» **Problem to solve**:
Scan the lines below for the string "Growth" and copy every one that has it.

======

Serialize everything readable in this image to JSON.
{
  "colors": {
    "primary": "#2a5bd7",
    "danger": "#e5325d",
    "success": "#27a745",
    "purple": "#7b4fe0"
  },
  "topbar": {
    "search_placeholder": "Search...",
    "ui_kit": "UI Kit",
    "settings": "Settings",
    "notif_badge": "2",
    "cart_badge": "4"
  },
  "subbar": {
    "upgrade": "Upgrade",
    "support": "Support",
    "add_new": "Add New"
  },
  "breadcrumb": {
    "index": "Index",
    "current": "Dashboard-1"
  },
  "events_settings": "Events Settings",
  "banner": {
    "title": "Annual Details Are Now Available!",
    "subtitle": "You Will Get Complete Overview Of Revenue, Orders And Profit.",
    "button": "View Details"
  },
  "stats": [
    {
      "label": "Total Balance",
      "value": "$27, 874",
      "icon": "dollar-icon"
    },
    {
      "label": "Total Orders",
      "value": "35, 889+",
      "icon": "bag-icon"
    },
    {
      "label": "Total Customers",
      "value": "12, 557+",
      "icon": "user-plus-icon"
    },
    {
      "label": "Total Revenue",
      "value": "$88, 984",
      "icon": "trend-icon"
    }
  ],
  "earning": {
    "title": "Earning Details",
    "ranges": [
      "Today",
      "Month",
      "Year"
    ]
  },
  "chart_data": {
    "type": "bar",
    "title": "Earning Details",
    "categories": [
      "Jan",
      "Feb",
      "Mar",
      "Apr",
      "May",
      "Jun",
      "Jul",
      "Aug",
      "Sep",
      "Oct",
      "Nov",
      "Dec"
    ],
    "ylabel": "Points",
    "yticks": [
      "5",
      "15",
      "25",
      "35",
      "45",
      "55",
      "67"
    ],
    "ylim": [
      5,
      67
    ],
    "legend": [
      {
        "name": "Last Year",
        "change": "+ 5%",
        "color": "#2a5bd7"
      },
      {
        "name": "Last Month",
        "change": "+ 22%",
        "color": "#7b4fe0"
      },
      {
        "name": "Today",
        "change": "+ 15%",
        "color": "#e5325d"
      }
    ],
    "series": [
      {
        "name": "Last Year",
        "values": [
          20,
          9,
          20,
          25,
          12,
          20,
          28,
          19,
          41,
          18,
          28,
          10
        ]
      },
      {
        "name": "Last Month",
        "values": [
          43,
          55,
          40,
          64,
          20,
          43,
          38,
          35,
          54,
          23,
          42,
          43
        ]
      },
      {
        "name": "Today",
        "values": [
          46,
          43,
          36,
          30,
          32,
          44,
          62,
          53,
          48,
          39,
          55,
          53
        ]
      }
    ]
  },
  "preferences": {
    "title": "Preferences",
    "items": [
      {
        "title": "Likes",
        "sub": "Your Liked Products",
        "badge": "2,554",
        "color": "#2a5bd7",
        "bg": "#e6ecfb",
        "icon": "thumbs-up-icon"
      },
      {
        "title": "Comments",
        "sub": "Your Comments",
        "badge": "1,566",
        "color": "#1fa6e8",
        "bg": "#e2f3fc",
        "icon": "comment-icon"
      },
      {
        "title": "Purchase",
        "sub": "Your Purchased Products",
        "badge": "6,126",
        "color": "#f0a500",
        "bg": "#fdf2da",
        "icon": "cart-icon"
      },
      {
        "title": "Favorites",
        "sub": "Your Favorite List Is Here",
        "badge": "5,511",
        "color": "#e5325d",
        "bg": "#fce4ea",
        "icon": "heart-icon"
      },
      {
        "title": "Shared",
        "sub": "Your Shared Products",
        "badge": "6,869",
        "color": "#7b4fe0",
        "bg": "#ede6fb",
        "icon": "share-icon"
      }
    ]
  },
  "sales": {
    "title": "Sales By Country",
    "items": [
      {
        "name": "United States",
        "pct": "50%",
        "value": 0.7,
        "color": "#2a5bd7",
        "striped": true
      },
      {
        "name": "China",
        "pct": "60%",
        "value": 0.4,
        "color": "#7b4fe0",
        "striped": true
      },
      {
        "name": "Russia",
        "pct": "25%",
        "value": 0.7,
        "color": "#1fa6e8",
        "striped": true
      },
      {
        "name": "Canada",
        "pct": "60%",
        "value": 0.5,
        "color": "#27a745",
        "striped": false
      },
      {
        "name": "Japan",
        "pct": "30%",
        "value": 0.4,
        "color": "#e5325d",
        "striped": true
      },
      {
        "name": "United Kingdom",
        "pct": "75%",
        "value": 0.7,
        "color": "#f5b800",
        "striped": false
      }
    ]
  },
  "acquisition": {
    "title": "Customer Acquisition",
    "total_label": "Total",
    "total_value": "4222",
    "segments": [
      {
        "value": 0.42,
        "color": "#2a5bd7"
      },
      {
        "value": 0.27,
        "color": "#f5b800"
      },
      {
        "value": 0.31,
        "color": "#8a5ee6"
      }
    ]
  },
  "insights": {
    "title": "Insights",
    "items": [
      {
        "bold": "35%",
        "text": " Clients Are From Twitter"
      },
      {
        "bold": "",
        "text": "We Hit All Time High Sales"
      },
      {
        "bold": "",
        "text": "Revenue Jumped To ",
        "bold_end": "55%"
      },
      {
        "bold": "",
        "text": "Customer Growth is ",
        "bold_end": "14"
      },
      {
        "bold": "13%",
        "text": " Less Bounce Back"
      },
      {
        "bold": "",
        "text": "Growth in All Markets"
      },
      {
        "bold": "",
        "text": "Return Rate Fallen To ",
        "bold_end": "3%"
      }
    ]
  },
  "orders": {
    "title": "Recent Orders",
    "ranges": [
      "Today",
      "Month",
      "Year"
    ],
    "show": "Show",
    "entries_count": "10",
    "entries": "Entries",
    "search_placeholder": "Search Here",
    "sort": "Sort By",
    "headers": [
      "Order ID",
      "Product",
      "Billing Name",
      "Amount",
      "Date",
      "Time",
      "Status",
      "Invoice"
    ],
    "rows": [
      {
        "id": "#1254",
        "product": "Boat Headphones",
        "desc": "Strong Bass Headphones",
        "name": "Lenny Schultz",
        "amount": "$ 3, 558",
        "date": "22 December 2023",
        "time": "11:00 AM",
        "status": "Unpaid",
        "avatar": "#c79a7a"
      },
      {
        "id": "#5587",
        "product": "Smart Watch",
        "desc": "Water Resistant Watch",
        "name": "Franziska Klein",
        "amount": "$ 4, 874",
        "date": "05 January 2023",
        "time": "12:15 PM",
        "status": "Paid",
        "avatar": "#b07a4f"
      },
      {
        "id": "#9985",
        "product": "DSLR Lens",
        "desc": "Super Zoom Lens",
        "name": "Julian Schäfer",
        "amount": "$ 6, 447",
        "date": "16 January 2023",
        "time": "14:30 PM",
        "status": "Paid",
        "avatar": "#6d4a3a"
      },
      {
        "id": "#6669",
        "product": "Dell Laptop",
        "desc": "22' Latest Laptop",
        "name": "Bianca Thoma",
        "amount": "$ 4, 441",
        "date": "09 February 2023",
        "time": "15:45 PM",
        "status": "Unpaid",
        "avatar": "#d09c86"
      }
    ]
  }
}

======

» **Finished task**:
        "text": "Customer Growth is ",
        "text": "Growth in All Markets"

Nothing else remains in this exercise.